TASK PROMPT: Lay out every line of the listing below as a numbered list, dropping any blank lines. Leave the pictures out of your answer.

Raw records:
===

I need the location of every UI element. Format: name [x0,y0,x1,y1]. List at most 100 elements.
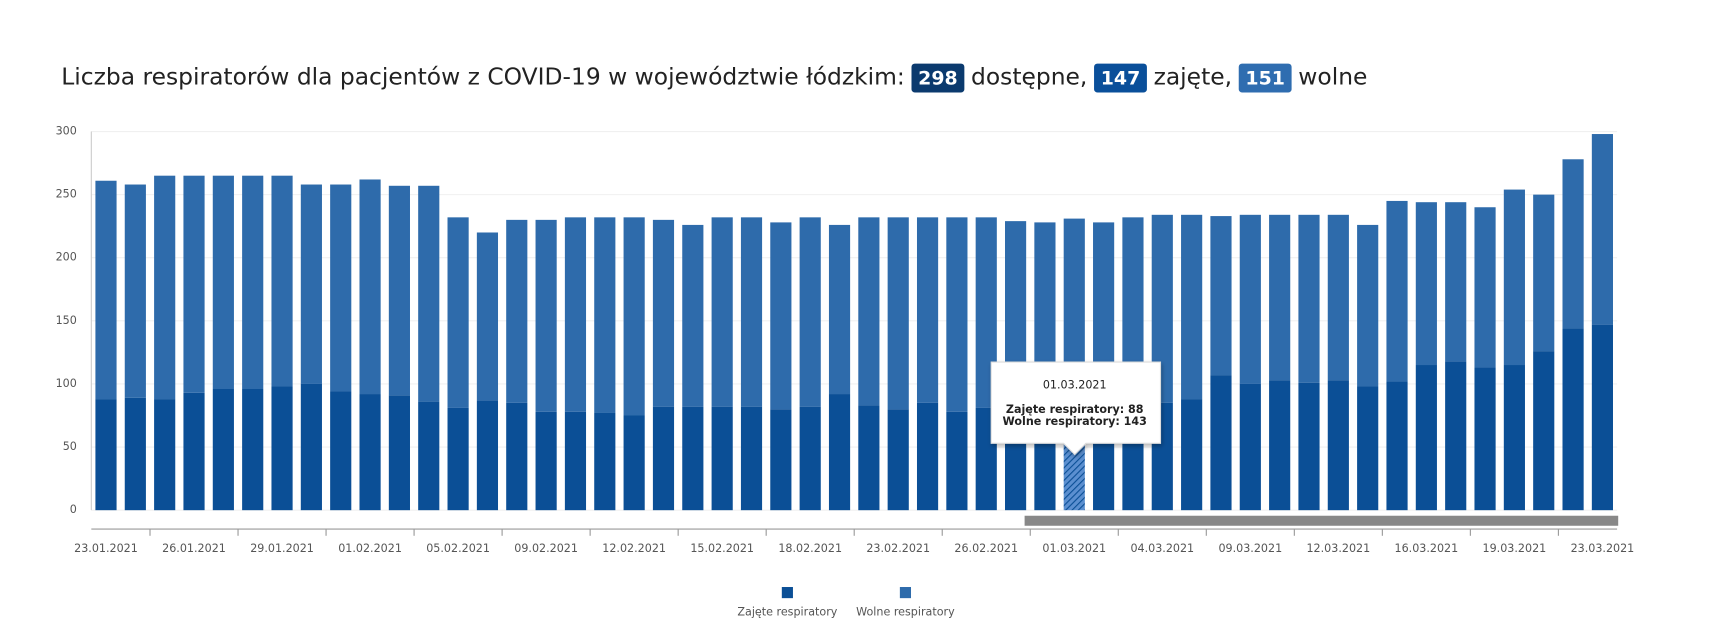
bar [359,394,381,511]
bar [154,399,176,511]
bar [95,399,117,511]
legend-label: Wolne respiratory [856,606,955,619]
bar [388,185,410,396]
bar [1269,214,1291,381]
bar [1415,365,1437,511]
bar [418,401,440,511]
bar [476,400,499,511]
x-tick-label: 19.03.2021 [1483,542,1547,555]
bar [300,184,322,384]
bar [447,407,469,511]
bar [535,411,557,511]
bar [1562,159,1584,329]
bar [1445,361,1467,511]
bar [1357,386,1379,511]
x-tick-label: 26.01.2021 [162,542,226,555]
legend: Zajęte respiratory Wolne respiratory [737,587,955,619]
plot: 0 50 100 150 200 250 300 23.01.2021 26.01.2021 29… [56,125,1635,556]
bar [1327,214,1349,381]
bar [770,409,792,511]
x-tick-label: 23.01.2021 [74,542,138,555]
title-badge [911,63,965,93]
bar [682,224,704,407]
bar [154,175,176,400]
bar [242,175,264,389]
y-tick-label: 150 [56,314,77,327]
x-tick-label: 09.02.2021 [514,542,578,555]
legend-swatch [781,587,793,599]
bar [858,217,880,406]
title-text: zajęte, [1154,63,1232,91]
chart-title: Liczba respiratorów dla pacjentów z COVI… [61,63,1367,93]
tooltip-box [990,361,1162,456]
bar [594,217,616,413]
y-tick-label: 200 [56,251,77,264]
bar [95,180,117,400]
bar [682,406,704,511]
bar [447,217,469,408]
bar [1474,207,1496,368]
x-tick-label: 05.02.2021 [426,542,490,555]
bar [1533,194,1555,352]
bar [1591,324,1613,511]
bar [1327,380,1349,511]
bar [828,394,851,511]
bar [1445,202,1467,362]
bar [506,402,528,511]
bar [242,388,264,511]
bar [946,411,968,511]
tooltip-line: Wolne respiratory: 143 [1003,415,1147,428]
tooltip-line: Zajęte respiratory: 88 [1006,403,1144,416]
bar [1474,367,1496,511]
bar [1562,328,1584,511]
bar [359,179,381,395]
bar [652,406,675,511]
x-tick-label: 09.03.2021 [1218,542,1282,555]
bar [770,222,792,410]
y-tick-label: 300 [56,125,77,138]
y-tick-label: 250 [56,188,77,201]
x-tick-label: 04.03.2021 [1130,542,1194,555]
title-badge [1094,63,1147,93]
range-slider[interactable] [1024,515,1619,526]
bar [1298,382,1320,511]
x-tick-label: 23.03.2021 [1571,542,1635,555]
x-tick-label: 26.02.2021 [954,542,1018,555]
bar [1210,375,1232,511]
bar [1415,202,1437,366]
bar [1503,365,1525,511]
x-tick-label: 01.03.2021 [1042,542,1106,555]
bar [594,412,616,511]
bar [858,405,880,511]
x-tick-label: 12.02.2021 [602,542,666,555]
title-text: dostępne, [971,63,1087,91]
bar [1093,222,1115,402]
bar [1122,217,1144,402]
bar [124,184,146,398]
bar [183,392,205,511]
x-tick-label: 29.01.2021 [250,542,314,555]
bar [1591,134,1613,325]
bar [623,217,645,416]
bar [799,406,821,511]
bar [535,219,557,412]
bar [711,217,733,407]
bar [740,406,763,511]
bar [330,391,352,511]
bar [506,219,528,403]
bar [887,409,909,511]
x-tick-label: 12.03.2021 [1306,542,1370,555]
bar [388,395,410,511]
bar [799,217,821,407]
bar [1239,383,1261,511]
bar [418,185,440,402]
bar [652,219,675,407]
bar [1357,224,1379,387]
title-badge-text: 147 [1101,68,1141,90]
bar [828,224,851,395]
bar [1503,189,1525,366]
bar [916,402,939,511]
bar [271,386,293,511]
bar [887,217,909,410]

===

ANSWER IN FULL:
1. I need the location of every UI element. Format: name [x0,y0,x1,y1]. List at most 100 elements.
2. bar [359,394,381,511]
3. bar [154,399,176,511]
4. bar [95,399,117,511]
5. legend-label: Wolne respiratory [856,606,955,619]
6. bar [388,185,410,396]
7. bar [1269,214,1291,381]
8. bar [1415,365,1437,511]
9. bar [418,401,440,511]
10. bar [476,400,499,511]
11. x-tick-label: 19.03.2021 [1483,542,1547,555]
12. bar [300,184,322,384]
13. bar [447,407,469,511]
14. bar [535,411,557,511]
15. bar [1562,159,1584,329]
16. bar [1445,361,1467,511]
17. bar [1357,386,1379,511]
18. x-tick-label: 26.01.2021 [162,542,226,555]
19. legend: Zajęte respiratory Wolne respiratory [737,587,955,619]
20. plot: 0 50 100 150 200 250 300 23.01.2021 26.01.2021 29… [56,125,1635,556]
21. bar [1327,214,1349,381]
22. bar [770,409,792,511]
23. x-tick-label: 23.01.2021 [74,542,138,555]
24. title-badge [911,63,965,93]
25. bar [682,224,704,407]
26. bar [154,175,176,400]
27. bar [242,175,264,389]
28. y-tick-label: 150 [56,314,77,327]
29. x-tick-label: 09.02.2021 [514,542,578,555]
30. legend-swatch [781,587,793,599]
31. bar [858,217,880,406]
32. title-text: zajęte, [1154,63,1232,91]
33. chart-title: Liczba respiratorów dla pacjentów z COVI… [61,63,1367,93]
34. tooltip-box [990,361,1162,456]
35. bar [594,217,616,413]
36. y-tick-label: 200 [56,251,77,264]
37. bar [95,180,117,400]
38. bar [682,406,704,511]
39. bar [447,217,469,408]
40. bar [1474,207,1496,368]
41. x-tick-label: 05.02.2021 [426,542,490,555]
42. bar [1533,194,1555,352]
43. bar [1591,324,1613,511]
44. bar [1327,380,1349,511]
45. bar [828,394,851,511]
46. bar [1445,202,1467,362]
47. bar [506,402,528,511]
48. bar [242,388,264,511]
49. bar [946,411,968,511]
50. tooltip-line: Wolne respiratory: 143 [1003,415,1147,428]
51. tooltip-line: Zajęte respiratory: 88 [1006,403,1144,416]
52. bar [1474,367,1496,511]
53. bar [1562,328,1584,511]
54. bar [359,179,381,395]
55. bar [652,406,675,511]
56. x-tick-label: 09.03.2021 [1218,542,1282,555]
57. bar [770,222,792,410]
58. y-tick-label: 300 [56,125,77,138]
59. y-tick-label: 250 [56,188,77,201]
60. x-tick-label: 04.03.2021 [1130,542,1194,555]
61. title-badge [1094,63,1147,93]
62. range-slider[interactable] [1024,515,1619,526]
63. bar [1298,382,1320,511]
64. x-tick-label: 23.03.2021 [1571,542,1635,555]
65. x-tick-label: 26.02.2021 [954,542,1018,555]
66. bar [1210,375,1232,511]
67. bar [1415,202,1437,366]
68. bar [1503,365,1525,511]
69. x-tick-label: 01.03.2021 [1042,542,1106,555]
70. bar [594,412,616,511]
71. bar [858,405,880,511]
72. x-tick-label: 12.02.2021 [602,542,666,555]
73. title-text: dostępne, [971,63,1087,91]
74. bar [1093,222,1115,402]
75. bar [1122,217,1144,402]
76. bar [124,184,146,398]
77. bar [183,392,205,511]
78. x-tick-label: 29.01.2021 [250,542,314,555]
79. bar [1591,134,1613,325]
80. bar [623,217,645,416]
81. bar [799,406,821,511]
82. bar [535,219,557,412]
83. bar [711,217,733,407]
84. bar [740,406,763,511]
85. bar [330,391,352,511]
86. bar [506,219,528,403]
87. bar [887,409,909,511]
88. x-tick-label: 12.03.2021 [1306,542,1370,555]
89. bar [388,395,410,511]
90. bar [799,217,821,407]
91. bar [1239,383,1261,511]
92. bar [418,185,440,402]
93. bar [652,219,675,407]
94. bar [1357,224,1379,387]
95. title-badge-text: 147 [1101,68,1141,90]
96. bar [828,224,851,395]
97. bar [1503,189,1525,366]
98. bar [916,402,939,511]
99. bar [271,386,293,511]
100. bar [887,217,909,410]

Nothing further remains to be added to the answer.